** start DATA FOR PROCESSING **
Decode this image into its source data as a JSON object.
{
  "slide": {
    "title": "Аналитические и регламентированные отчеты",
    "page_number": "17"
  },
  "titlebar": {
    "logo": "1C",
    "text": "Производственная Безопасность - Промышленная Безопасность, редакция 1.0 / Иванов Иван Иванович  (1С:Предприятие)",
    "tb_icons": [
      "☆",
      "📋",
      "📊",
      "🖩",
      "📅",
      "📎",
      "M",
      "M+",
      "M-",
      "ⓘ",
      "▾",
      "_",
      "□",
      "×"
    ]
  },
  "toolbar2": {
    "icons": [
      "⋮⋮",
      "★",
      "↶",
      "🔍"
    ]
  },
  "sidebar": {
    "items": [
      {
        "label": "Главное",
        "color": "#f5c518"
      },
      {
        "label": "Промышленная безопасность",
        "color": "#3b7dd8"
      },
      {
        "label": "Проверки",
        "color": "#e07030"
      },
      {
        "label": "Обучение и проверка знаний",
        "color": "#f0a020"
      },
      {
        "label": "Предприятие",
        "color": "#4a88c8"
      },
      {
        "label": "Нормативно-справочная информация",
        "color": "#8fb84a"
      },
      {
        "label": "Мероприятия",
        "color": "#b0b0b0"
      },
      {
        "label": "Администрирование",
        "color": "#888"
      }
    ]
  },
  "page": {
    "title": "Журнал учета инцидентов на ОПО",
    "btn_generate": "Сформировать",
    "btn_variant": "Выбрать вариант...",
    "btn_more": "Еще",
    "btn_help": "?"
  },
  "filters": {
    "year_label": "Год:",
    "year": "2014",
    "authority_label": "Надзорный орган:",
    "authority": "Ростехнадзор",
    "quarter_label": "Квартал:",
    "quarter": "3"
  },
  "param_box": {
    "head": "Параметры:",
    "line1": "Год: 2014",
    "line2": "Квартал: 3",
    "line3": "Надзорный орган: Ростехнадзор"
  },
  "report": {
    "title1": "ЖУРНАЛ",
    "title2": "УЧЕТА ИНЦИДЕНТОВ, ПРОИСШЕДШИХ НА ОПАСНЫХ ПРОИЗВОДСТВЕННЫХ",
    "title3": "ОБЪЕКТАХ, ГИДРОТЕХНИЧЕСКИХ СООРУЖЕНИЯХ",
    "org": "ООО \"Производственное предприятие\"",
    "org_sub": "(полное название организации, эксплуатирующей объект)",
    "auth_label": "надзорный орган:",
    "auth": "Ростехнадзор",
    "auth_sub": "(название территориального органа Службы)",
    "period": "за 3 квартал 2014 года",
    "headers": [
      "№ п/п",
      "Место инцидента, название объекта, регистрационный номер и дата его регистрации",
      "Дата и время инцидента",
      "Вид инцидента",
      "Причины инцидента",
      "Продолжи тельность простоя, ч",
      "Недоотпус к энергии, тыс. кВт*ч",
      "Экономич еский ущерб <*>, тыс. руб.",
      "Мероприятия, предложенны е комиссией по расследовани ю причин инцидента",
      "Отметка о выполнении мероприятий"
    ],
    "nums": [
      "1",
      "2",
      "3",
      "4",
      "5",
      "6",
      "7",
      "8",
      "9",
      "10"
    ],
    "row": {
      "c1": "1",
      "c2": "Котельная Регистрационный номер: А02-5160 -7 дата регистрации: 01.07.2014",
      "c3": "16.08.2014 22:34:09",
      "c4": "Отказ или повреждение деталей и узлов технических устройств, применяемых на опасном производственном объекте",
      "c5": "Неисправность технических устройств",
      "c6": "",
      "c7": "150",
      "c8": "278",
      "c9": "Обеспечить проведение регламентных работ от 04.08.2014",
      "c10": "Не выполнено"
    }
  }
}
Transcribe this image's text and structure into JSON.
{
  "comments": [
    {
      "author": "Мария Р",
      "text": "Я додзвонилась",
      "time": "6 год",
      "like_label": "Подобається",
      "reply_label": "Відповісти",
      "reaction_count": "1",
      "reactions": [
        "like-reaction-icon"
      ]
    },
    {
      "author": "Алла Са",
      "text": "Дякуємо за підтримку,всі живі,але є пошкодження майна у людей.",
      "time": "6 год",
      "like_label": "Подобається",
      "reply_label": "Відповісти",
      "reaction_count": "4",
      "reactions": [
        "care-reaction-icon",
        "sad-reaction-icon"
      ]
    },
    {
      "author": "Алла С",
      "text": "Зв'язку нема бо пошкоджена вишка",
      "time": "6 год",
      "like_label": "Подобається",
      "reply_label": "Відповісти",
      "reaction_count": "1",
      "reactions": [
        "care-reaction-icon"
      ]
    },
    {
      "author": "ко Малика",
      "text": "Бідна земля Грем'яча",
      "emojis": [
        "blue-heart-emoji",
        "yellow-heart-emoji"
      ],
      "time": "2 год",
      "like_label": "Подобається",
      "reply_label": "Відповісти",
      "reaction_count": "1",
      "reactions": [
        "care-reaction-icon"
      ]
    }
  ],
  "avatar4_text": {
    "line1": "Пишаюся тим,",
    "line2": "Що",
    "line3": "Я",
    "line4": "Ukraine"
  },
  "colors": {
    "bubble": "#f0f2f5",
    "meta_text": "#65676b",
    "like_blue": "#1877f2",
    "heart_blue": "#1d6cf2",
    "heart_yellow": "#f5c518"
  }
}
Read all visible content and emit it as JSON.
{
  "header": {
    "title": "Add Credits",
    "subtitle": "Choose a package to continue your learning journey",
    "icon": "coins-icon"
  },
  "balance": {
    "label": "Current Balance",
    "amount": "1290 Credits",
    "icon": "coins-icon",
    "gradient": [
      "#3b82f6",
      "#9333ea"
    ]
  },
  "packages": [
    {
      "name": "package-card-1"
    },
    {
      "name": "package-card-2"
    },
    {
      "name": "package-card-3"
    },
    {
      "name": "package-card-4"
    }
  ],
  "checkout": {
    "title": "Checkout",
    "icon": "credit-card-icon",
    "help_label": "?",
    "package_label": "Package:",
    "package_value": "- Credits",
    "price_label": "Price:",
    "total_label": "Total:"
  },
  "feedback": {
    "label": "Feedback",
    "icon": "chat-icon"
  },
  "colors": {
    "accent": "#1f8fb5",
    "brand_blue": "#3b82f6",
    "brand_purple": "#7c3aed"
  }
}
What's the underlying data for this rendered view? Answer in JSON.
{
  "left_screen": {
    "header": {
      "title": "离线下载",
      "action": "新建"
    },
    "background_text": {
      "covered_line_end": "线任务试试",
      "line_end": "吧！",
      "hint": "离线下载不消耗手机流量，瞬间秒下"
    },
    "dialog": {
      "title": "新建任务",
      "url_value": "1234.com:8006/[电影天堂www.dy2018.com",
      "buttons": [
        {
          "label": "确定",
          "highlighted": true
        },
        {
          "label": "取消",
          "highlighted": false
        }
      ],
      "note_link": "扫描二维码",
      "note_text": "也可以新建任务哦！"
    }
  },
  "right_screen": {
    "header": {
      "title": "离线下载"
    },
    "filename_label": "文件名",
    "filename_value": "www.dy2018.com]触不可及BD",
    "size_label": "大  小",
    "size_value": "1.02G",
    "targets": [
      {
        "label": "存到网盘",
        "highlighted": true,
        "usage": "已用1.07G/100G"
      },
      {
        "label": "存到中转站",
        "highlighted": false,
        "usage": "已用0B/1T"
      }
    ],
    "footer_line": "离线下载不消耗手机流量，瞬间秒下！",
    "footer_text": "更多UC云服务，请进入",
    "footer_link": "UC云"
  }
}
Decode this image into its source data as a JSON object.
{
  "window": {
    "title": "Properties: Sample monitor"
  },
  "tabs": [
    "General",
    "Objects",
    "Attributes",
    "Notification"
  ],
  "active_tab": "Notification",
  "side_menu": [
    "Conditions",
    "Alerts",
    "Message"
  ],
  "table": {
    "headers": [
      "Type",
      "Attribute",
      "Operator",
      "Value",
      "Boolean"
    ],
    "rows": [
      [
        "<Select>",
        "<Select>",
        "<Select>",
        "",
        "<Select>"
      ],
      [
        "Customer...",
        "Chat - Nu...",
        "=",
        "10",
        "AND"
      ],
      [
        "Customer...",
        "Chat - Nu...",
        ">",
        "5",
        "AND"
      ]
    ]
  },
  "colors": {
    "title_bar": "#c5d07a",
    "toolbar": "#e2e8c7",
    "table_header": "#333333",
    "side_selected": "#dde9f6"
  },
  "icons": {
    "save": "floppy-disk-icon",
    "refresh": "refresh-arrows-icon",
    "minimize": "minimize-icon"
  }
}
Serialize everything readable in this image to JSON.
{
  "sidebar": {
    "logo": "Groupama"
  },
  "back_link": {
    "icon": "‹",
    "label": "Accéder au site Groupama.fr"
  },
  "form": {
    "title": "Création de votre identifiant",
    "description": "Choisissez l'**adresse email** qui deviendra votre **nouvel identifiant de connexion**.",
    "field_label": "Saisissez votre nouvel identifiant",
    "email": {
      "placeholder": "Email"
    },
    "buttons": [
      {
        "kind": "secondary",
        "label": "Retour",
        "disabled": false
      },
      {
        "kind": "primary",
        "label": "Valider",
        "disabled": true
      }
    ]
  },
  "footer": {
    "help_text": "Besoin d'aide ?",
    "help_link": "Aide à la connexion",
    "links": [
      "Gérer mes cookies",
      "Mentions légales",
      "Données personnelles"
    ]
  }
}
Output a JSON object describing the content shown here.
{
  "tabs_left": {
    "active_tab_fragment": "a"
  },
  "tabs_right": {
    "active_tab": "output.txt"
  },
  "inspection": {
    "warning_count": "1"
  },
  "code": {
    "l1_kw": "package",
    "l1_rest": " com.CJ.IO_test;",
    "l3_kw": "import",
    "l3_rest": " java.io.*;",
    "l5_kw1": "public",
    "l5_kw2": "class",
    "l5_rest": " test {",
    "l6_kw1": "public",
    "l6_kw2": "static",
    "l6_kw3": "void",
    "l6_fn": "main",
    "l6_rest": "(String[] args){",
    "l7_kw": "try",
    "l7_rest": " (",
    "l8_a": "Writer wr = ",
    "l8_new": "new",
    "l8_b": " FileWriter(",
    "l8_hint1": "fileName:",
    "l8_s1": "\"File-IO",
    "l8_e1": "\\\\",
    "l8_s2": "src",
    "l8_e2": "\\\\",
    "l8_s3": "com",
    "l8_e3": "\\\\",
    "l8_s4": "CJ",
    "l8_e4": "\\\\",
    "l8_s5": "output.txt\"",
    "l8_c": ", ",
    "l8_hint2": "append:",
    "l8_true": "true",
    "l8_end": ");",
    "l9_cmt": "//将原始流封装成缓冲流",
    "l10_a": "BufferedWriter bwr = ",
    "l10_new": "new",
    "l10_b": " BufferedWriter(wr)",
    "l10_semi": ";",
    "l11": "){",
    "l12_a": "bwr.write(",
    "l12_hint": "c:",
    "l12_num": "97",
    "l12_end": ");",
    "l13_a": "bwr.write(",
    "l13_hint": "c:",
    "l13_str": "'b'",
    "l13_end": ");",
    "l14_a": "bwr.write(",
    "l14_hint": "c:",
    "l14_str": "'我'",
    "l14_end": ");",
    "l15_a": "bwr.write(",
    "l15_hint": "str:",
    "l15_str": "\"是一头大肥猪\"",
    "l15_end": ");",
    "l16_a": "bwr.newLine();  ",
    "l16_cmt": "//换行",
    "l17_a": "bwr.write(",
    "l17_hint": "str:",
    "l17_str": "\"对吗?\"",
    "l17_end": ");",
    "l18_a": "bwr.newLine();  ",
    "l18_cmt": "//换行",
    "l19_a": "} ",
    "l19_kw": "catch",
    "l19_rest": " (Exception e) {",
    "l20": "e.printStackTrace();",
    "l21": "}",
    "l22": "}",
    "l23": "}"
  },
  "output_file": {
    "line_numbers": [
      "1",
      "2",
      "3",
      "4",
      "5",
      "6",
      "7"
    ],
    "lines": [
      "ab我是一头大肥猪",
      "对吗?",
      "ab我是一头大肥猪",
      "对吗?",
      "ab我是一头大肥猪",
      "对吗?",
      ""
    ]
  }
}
** end DATA FOR PROCESSING **
YOUR INSTRUCTIONS: Look through the data and gather every line with the string "nouvel" in it.

EXERCISE RESPONSE:
    "description": "Choisissez l'**adresse email** qui deviendra votre **nouvel identifiant de connexion**.",
    "field_label": "Saisissez votre nouvel identifiant",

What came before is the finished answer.